> GOAL OF THE EXERCISE:
Copy out all the records exactly.

####################

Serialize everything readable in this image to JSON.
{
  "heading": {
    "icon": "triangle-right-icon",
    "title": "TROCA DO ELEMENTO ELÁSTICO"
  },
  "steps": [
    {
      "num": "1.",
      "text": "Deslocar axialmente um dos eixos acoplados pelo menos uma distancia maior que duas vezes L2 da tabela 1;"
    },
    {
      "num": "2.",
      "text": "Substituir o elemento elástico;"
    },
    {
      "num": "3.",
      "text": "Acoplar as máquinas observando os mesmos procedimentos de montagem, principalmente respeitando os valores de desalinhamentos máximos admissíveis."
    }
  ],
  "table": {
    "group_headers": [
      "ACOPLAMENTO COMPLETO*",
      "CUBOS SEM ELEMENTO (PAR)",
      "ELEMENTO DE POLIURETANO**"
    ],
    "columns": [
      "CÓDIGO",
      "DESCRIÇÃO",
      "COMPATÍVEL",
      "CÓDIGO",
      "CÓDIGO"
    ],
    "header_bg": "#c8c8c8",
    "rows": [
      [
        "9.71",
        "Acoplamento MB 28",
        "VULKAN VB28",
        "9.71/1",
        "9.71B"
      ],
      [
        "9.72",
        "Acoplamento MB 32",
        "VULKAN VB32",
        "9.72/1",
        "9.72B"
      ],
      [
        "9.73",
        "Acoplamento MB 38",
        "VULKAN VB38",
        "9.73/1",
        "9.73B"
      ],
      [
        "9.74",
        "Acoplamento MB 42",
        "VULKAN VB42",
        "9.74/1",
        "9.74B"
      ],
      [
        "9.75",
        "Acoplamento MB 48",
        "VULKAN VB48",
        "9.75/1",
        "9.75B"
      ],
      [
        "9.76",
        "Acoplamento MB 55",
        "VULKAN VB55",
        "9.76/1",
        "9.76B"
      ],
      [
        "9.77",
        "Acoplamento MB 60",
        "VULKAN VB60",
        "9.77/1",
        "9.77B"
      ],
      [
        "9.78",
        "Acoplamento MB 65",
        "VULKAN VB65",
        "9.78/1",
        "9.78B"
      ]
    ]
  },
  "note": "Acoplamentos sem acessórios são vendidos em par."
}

####################

> RESPONSE TO THE TASK:
Serialize everything readable in this image to JSON.
{
  "heading": {
    "icon": "triangle-right-icon",
    "title": "TROCA DO ELEMENTO ELÁSTICO"
  },
  "steps": [
    {
      "num": "1.",
      "text": "Deslocar axialmente um dos eixos acoplados pelo menos uma distancia maior que duas vezes L2 da tabela 1;"
    },
    {
      "num": "2.",
      "text": "Substituir o elemento elástico;"
    },
    {
      "num": "3.",
      "text": "Acoplar as máquinas observando os mesmos procedimentos de montagem, principalmente respeitando os valores de desalinhamentos máximos admissíveis."
    }
  ],
  "table": {
    "group_headers": [
      "ACOPLAMENTO COMPLETO*",
      "CUBOS SEM ELEMENTO (PAR)",
      "ELEMENTO DE POLIURETANO**"
    ],
    "columns": [
      "CÓDIGO",
      "DESCRIÇÃO",
      "COMPATÍVEL",
      "CÓDIGO",
      "CÓDIGO"
    ],
    "header_bg": "#c8c8c8",
    "rows": [
      [
        "9.71",
        "Acoplamento MB 28",
        "VULKAN VB28",
        "9.71/1",
        "9.71B"
      ],
      [
        "9.72",
        "Acoplamento MB 32",
        "VULKAN VB32",
        "9.72/1",
        "9.72B"
      ],
      [
        "9.73",
        "Acoplamento MB 38",
        "VULKAN VB38",
        "9.73/1",
        "9.73B"
      ],
      [
        "9.74",
        "Acoplamento MB 42",
        "VULKAN VB42",
        "9.74/1",
        "9.74B"
      ],
      [
        "9.75",
        "Acoplamento MB 48",
        "VULKAN VB48",
        "9.75/1",
        "9.75B"
      ],
      [
        "9.76",
        "Acoplamento MB 55",
        "VULKAN VB55",
        "9.76/1",
        "9.76B"
      ],
      [
        "9.77",
        "Acoplamento MB 60",
        "VULKAN VB60",
        "9.77/1",
        "9.77B"
      ],
      [
        "9.78",
        "Acoplamento MB 65",
        "VULKAN VB65",
        "9.78/1",
        "9.78B"
      ]
    ]
  },
  "note": "Acoplamentos sem acessórios são vendidos em par."
}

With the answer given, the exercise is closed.